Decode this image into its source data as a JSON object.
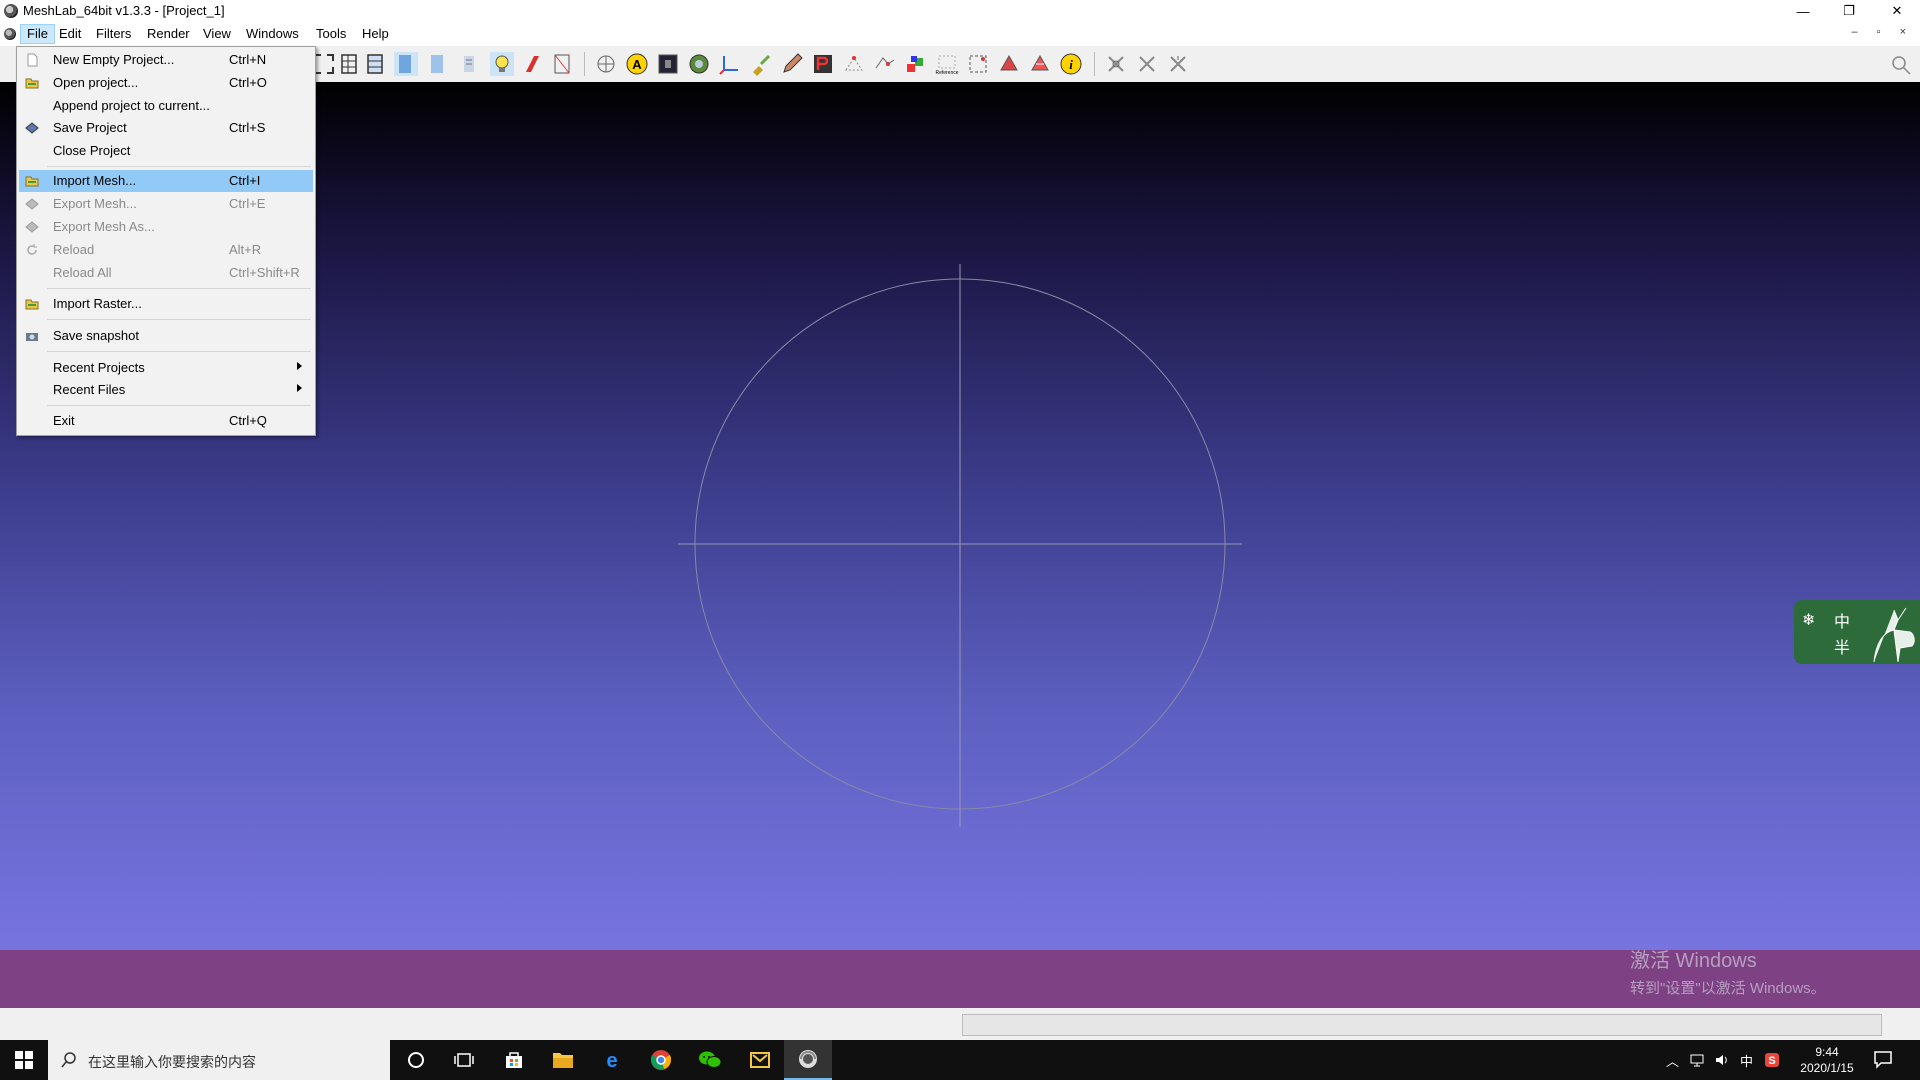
{
  "window": {
    "title": "MeshLab_64bit v1.3.3 - [Project_1]",
    "controls": {
      "minimize": "—",
      "maximize": "❐",
      "close": "✕"
    }
  },
  "menubar": {
    "items": [
      "File",
      "Edit",
      "Filters",
      "Render",
      "View",
      "Windows",
      "Tools",
      "Help"
    ],
    "active": "File",
    "mdi_controls": "– ▫ ×"
  },
  "file_menu": {
    "items": [
      {
        "label": "New Empty Project...",
        "shortcut": "Ctrl+N",
        "icon": "new-doc-icon",
        "disabled": false
      },
      {
        "label": "Open project...",
        "shortcut": "Ctrl+O",
        "icon": "open-folder-icon",
        "disabled": false
      },
      {
        "label": "Append project to current...",
        "shortcut": "",
        "icon": "",
        "disabled": false
      },
      {
        "label": "Save Project",
        "shortcut": "Ctrl+S",
        "icon": "save-icon",
        "disabled": false
      },
      {
        "label": "Close Project",
        "shortcut": "",
        "icon": "",
        "disabled": false
      },
      {
        "label": "Import Mesh...",
        "shortcut": "Ctrl+I",
        "icon": "import-folder-icon",
        "disabled": false,
        "highlighted": true
      },
      {
        "label": "Export Mesh...",
        "shortcut": "Ctrl+E",
        "icon": "export-icon",
        "disabled": true
      },
      {
        "label": "Export Mesh As...",
        "shortcut": "",
        "icon": "export-as-icon",
        "disabled": true
      },
      {
        "label": "Reload",
        "shortcut": "Alt+R",
        "icon": "reload-icon",
        "disabled": true
      },
      {
        "label": "Reload All",
        "shortcut": "Ctrl+Shift+R",
        "icon": "",
        "disabled": true
      },
      {
        "label": "Import Raster...",
        "shortcut": "",
        "icon": "raster-folder-icon",
        "disabled": false
      },
      {
        "label": "Save snapshot",
        "shortcut": "",
        "icon": "camera-icon",
        "disabled": false
      },
      {
        "label": "Recent Projects",
        "shortcut": "",
        "icon": "",
        "disabled": false,
        "submenu": true
      },
      {
        "label": "Recent Files",
        "shortcut": "",
        "icon": "",
        "disabled": false,
        "submenu": true
      },
      {
        "label": "Exit",
        "shortcut": "Ctrl+Q",
        "icon": "",
        "disabled": false
      }
    ]
  },
  "watermark": {
    "line1": "激活 Windows",
    "line2": "转到\"设置\"以激活 Windows。"
  },
  "ime_widget": {
    "line1": "中",
    "line2": "半"
  },
  "taskbar": {
    "search_placeholder": "在这里输入你要搜索的内容",
    "tray_lang": "中",
    "time": "9:44",
    "date": "2020/1/15"
  },
  "colors": {
    "viewport_top": "#000000",
    "viewport_bottom": "#7774e0",
    "bottom_strip": "#7e4184",
    "menu_highlight": "#91c9f7",
    "taskbar": "#101010"
  }
}
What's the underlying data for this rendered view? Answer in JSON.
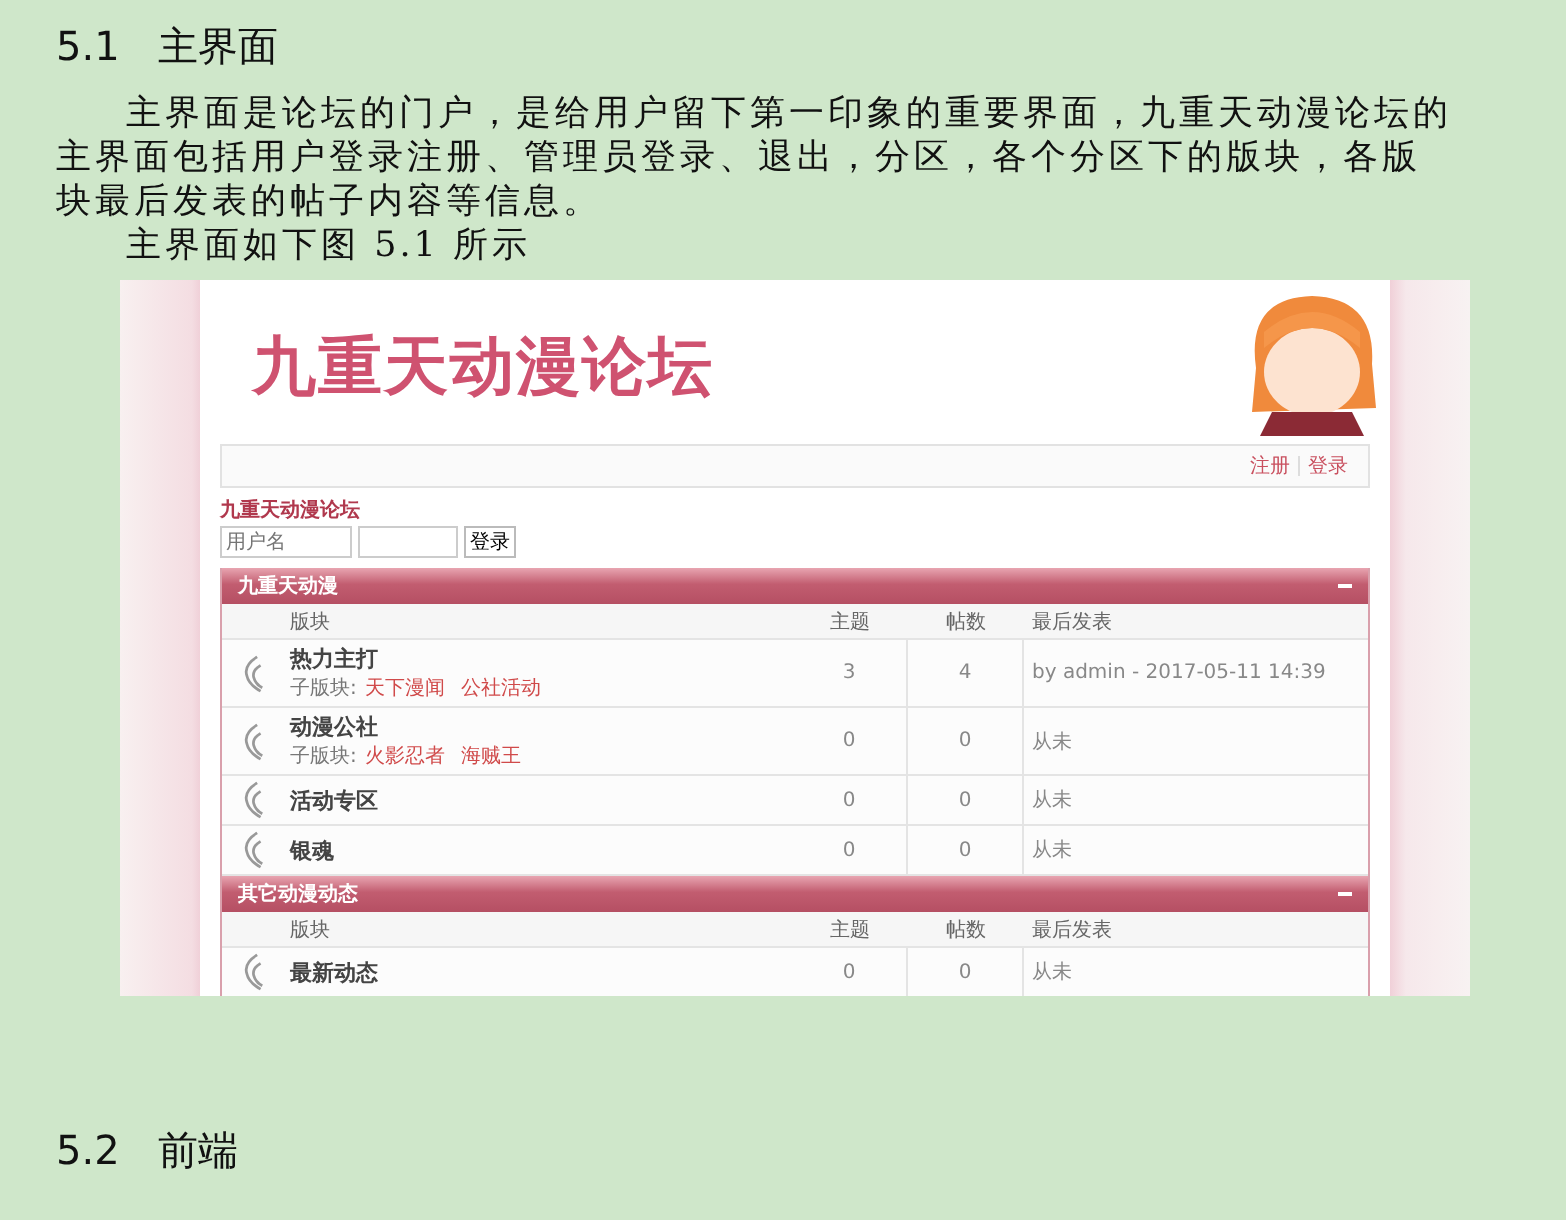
{
  "heading": {
    "number": "5.1",
    "title": "主界面"
  },
  "paragraphs": [
    "主界面是论坛的门户，是给用户留下第一印象的重要界面，九重天动漫论坛的主界面包括用户登录注册、管理员登录、退出，分区，各个分区下的版块，各版块最后发表的帖子内容等信息。",
    "主界面如下图 5.1 所示"
  ],
  "figure": {
    "logo": "九重天动漫论坛",
    "nav_links": [
      "注册",
      "登录"
    ],
    "breadcrumb": "九重天动漫论坛",
    "login": {
      "username_placeholder": "用户名",
      "button": "登录"
    },
    "sections": [
      {
        "title": "九重天动漫",
        "columns": [
          "版块",
          "主题",
          "帖数",
          "最后发表"
        ],
        "rows": [
          {
            "name": "热力主打",
            "subforum_label": "子版块:",
            "subforums": [
              "天下漫闻",
              "公社活动"
            ],
            "topics": "3",
            "posts": "4",
            "last_post": "by admin - 2017-05-11 14:39"
          },
          {
            "name": "动漫公社",
            "subforum_label": "子版块:",
            "subforums": [
              "火影忍者",
              "海贼王"
            ],
            "topics": "0",
            "posts": "0",
            "last_post": "从未"
          },
          {
            "name": "活动专区",
            "topics": "0",
            "posts": "0",
            "last_post": "从未"
          },
          {
            "name": "银魂",
            "topics": "0",
            "posts": "0",
            "last_post": "从未"
          }
        ]
      },
      {
        "title": "其它动漫动态",
        "columns": [
          "版块",
          "主题",
          "帖数",
          "最后发表"
        ],
        "rows": [
          {
            "name": "最新动态",
            "topics": "0",
            "posts": "0",
            "last_post": "从未"
          }
        ]
      }
    ]
  },
  "next_heading": {
    "number": "5.2",
    "title": "前端"
  }
}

------------

Leave the pictures out and write out every entry exactly as given.

Result of the exercise.
Decode this image into its source data as a JSON object.
{
  "window": {
    "title": "MeshLab_64bit v1.3.3 - [Project_1]",
    "controls": {
      "minimize": "—",
      "maximize": "❐",
      "close": "✕"
    }
  },
  "menubar": {
    "items": [
      "File",
      "Edit",
      "Filters",
      "Render",
      "View",
      "Windows",
      "Tools",
      "Help"
    ],
    "active": "File",
    "mdi_controls": "– ▫ ×"
  },
  "file_menu": {
    "items": [
      {
        "label": "New Empty Project...",
        "shortcut": "Ctrl+N",
        "icon": "new-doc-icon",
        "disabled": false
      },
      {
        "label": "Open project...",
        "shortcut": "Ctrl+O",
        "icon": "open-folder-icon",
        "disabled": false
      },
      {
        "label": "Append project to current...",
        "shortcut": "",
        "icon": "",
        "disabled": false
      },
      {
        "label": "Save Project",
        "shortcut": "Ctrl+S",
        "icon": "save-icon",
        "disabled": false
      },
      {
        "label": "Close Project",
        "shortcut": "",
        "icon": "",
        "disabled": false
      },
      {
        "label": "Import Mesh...",
        "shortcut": "Ctrl+I",
        "icon": "import-folder-icon",
        "disabled": false,
        "highlighted": true
      },
      {
        "label": "Export Mesh...",
        "shortcut": "Ctrl+E",
        "icon": "export-icon",
        "disabled": true
      },
      {
        "label": "Export Mesh As...",
        "shortcut": "",
        "icon": "export-as-icon",
        "disabled": true
      },
      {
        "label": "Reload",
        "shortcut": "Alt+R",
        "icon": "reload-icon",
        "disabled": true
      },
      {
        "label": "Reload All",
        "shortcut": "Ctrl+Shift+R",
        "icon": "",
        "disabled": true
      },
      {
        "label": "Import Raster...",
        "shortcut": "",
        "icon": "raster-folder-icon",
        "disabled": false
      },
      {
        "label": "Save snapshot",
        "shortcut": "",
        "icon": "camera-icon",
        "disabled": false
      },
      {
        "label": "Recent Projects",
        "shortcut": "",
        "icon": "",
        "disabled": false,
        "submenu": true
      },
      {
        "label": "Recent Files",
        "shortcut": "",
        "icon": "",
        "disabled": false,
        "submenu": true
      },
      {
        "label": "Exit",
        "shortcut": "Ctrl+Q",
        "icon": "",
        "disabled": false
      }
    ]
  },
  "watermark": {
    "line1": "激活 Windows",
    "line2": "转到\"设置\"以激活 Windows。"
  },
  "ime_widget": {
    "line1": "中",
    "line2": "半"
  },
  "taskbar": {
    "search_placeholder": "在这里输入你要搜索的内容",
    "tray_lang": "中",
    "time": "9:44",
    "date": "2020/1/15"
  },
  "colors": {
    "viewport_top": "#000000",
    "viewport_bottom": "#7774e0",
    "bottom_strip": "#7e4184",
    "menu_highlight": "#91c9f7",
    "taskbar": "#101010"
  }
}
What's the underlying data for this rendered view? Answer in JSON.
{
  "heading": {
    "number": "5.1",
    "title": "主界面"
  },
  "paragraphs": [
    "主界面是论坛的门户，是给用户留下第一印象的重要界面，九重天动漫论坛的主界面包括用户登录注册、管理员登录、退出，分区，各个分区下的版块，各版块最后发表的帖子内容等信息。",
    "主界面如下图 5.1 所示"
  ],
  "figure": {
    "logo": "九重天动漫论坛",
    "nav_links": [
      "注册",
      "登录"
    ],
    "breadcrumb": "九重天动漫论坛",
    "login": {
      "username_placeholder": "用户名",
      "button": "登录"
    },
    "sections": [
      {
        "title": "九重天动漫",
        "columns": [
          "版块",
          "主题",
          "帖数",
          "最后发表"
        ],
        "rows": [
          {
            "name": "热力主打",
            "subforum_label": "子版块:",
            "subforums": [
              "天下漫闻",
              "公社活动"
            ],
            "topics": "3",
            "posts": "4",
            "last_post": "by admin - 2017-05-11 14:39"
          },
          {
            "name": "动漫公社",
            "subforum_label": "子版块:",
            "subforums": [
              "火影忍者",
              "海贼王"
            ],
            "topics": "0",
            "posts": "0",
            "last_post": "从未"
          },
          {
            "name": "活动专区",
            "topics": "0",
            "posts": "0",
            "last_post": "从未"
          },
          {
            "name": "银魂",
            "topics": "0",
            "posts": "0",
            "last_post": "从未"
          }
        ]
      },
      {
        "title": "其它动漫动态",
        "columns": [
          "版块",
          "主题",
          "帖数",
          "最后发表"
        ],
        "rows": [
          {
            "name": "最新动态",
            "topics": "0",
            "posts": "0",
            "last_post": "从未"
          }
        ]
      }
    ]
  },
  "next_heading": {
    "number": "5.2",
    "title": "前端"
  }
}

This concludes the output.